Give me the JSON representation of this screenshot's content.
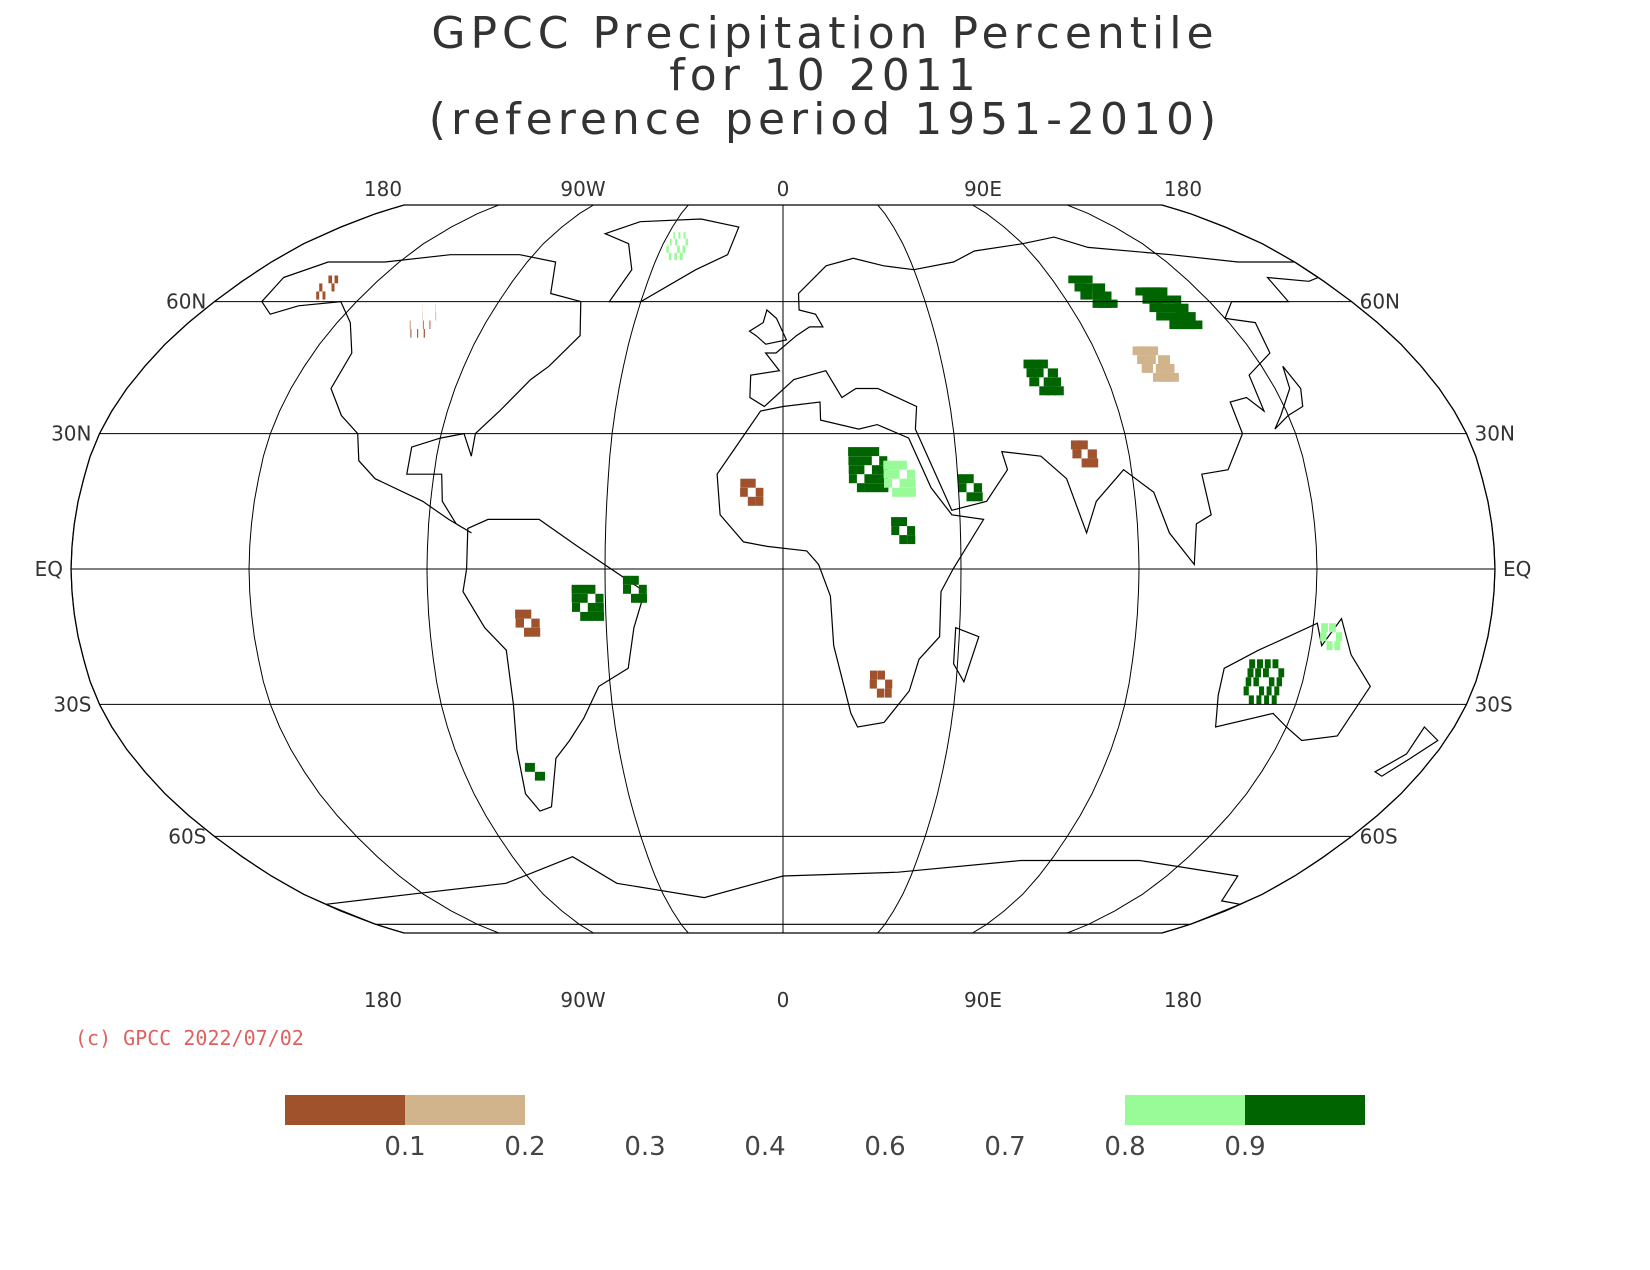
{
  "title": {
    "line1": "GPCC Precipitation Percentile",
    "line2": "for 10 2011",
    "line3": "(reference period 1951-2010)"
  },
  "longitude_labels_top": [
    "180",
    "90W",
    "0",
    "90E",
    "180"
  ],
  "longitude_labels_bottom": [
    "180",
    "90W",
    "0",
    "90E",
    "180"
  ],
  "latitude_labels": [
    "60N",
    "30N",
    "EQ",
    "30S",
    "60S"
  ],
  "copyright": "(c) GPCC 2022/07/02",
  "legend": {
    "ticks": [
      "0.1",
      "0.2",
      "0.3",
      "0.4",
      "0.6",
      "0.7",
      "0.8",
      "0.9"
    ],
    "classes": [
      {
        "range": "< 0.1",
        "color": "#a0522d"
      },
      {
        "range": "0.1 - 0.2",
        "color": "#d2b48c"
      },
      {
        "range": "0.8 - 0.9",
        "color": "#98fb98"
      },
      {
        "range": "> 0.9",
        "color": "#006400"
      }
    ]
  },
  "colors": {
    "very_dry": "#a0522d",
    "dry": "#d2b48c",
    "wet": "#98fb98",
    "very_wet": "#006400",
    "coastline": "#000000",
    "copyright": "#e06060"
  },
  "map": {
    "projection": "Robinson",
    "graticule_longitudes": [
      -180,
      -135,
      -90,
      -45,
      0,
      45,
      90,
      135,
      180
    ],
    "graticule_latitudes": [
      60,
      30,
      0,
      -30,
      -60
    ],
    "percentile_patches": [
      {
        "class": "very_wet",
        "lon": 22,
        "lat": 22,
        "size": 10,
        "region": "Libya/Chad"
      },
      {
        "class": "wet",
        "lon": 30,
        "lat": 20,
        "size": 8,
        "region": "Egypt/Sudan"
      },
      {
        "class": "very_wet",
        "lon": 48,
        "lat": 18,
        "size": 6,
        "region": "Arabian Peninsula"
      },
      {
        "class": "very_wet",
        "lon": 72,
        "lat": 42,
        "size": 7,
        "region": "Central Asia"
      },
      {
        "class": "very_wet",
        "lon": 120,
        "lat": 58,
        "size": 9,
        "region": "Siberia"
      },
      {
        "class": "very_wet",
        "lon": 100,
        "lat": 62,
        "size": 7,
        "region": "Central Siberia"
      },
      {
        "class": "very_wet",
        "lon": 125,
        "lat": -25,
        "size": 10,
        "region": "Western Australia"
      },
      {
        "class": "very_wet",
        "lon": -50,
        "lat": -8,
        "size": 7,
        "region": "Brazil"
      },
      {
        "class": "very_wet",
        "lon": -38,
        "lat": -5,
        "size": 5,
        "region": "NE Brazil"
      },
      {
        "class": "very_wet",
        "lon": -70,
        "lat": -45,
        "size": 4,
        "region": "Patagonia"
      },
      {
        "class": "very_dry",
        "lon": 25,
        "lat": -26,
        "size": 5,
        "region": "Southern Africa"
      },
      {
        "class": "very_dry",
        "lon": -65,
        "lat": -12,
        "size": 6,
        "region": "Bolivia/Peru"
      },
      {
        "class": "very_dry",
        "lon": -110,
        "lat": 55,
        "size": 7,
        "region": "Western Canada"
      },
      {
        "class": "very_dry",
        "lon": -150,
        "lat": 63,
        "size": 5,
        "region": "Alaska"
      },
      {
        "class": "very_dry",
        "lon": 78,
        "lat": 25,
        "size": 5,
        "region": "India"
      },
      {
        "class": "very_dry",
        "lon": -8,
        "lat": 17,
        "size": 6,
        "region": "West Africa"
      },
      {
        "class": "dry",
        "lon": 105,
        "lat": 45,
        "size": 7,
        "region": "Mongolia"
      },
      {
        "class": "wet",
        "lon": -40,
        "lat": 74,
        "size": 7,
        "region": "Greenland"
      },
      {
        "class": "very_wet",
        "lon": 30,
        "lat": 8,
        "size": 5,
        "region": "East Africa"
      },
      {
        "class": "wet",
        "lon": 140,
        "lat": -15,
        "size": 6,
        "region": "Northern Australia"
      }
    ]
  }
}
○ ○ ○
* _Aim_
Where a line of the entries contains the word "Siberia", copy that line.

* _Completed task_
        "region": "Siberia"
        "region": "Central Siberia"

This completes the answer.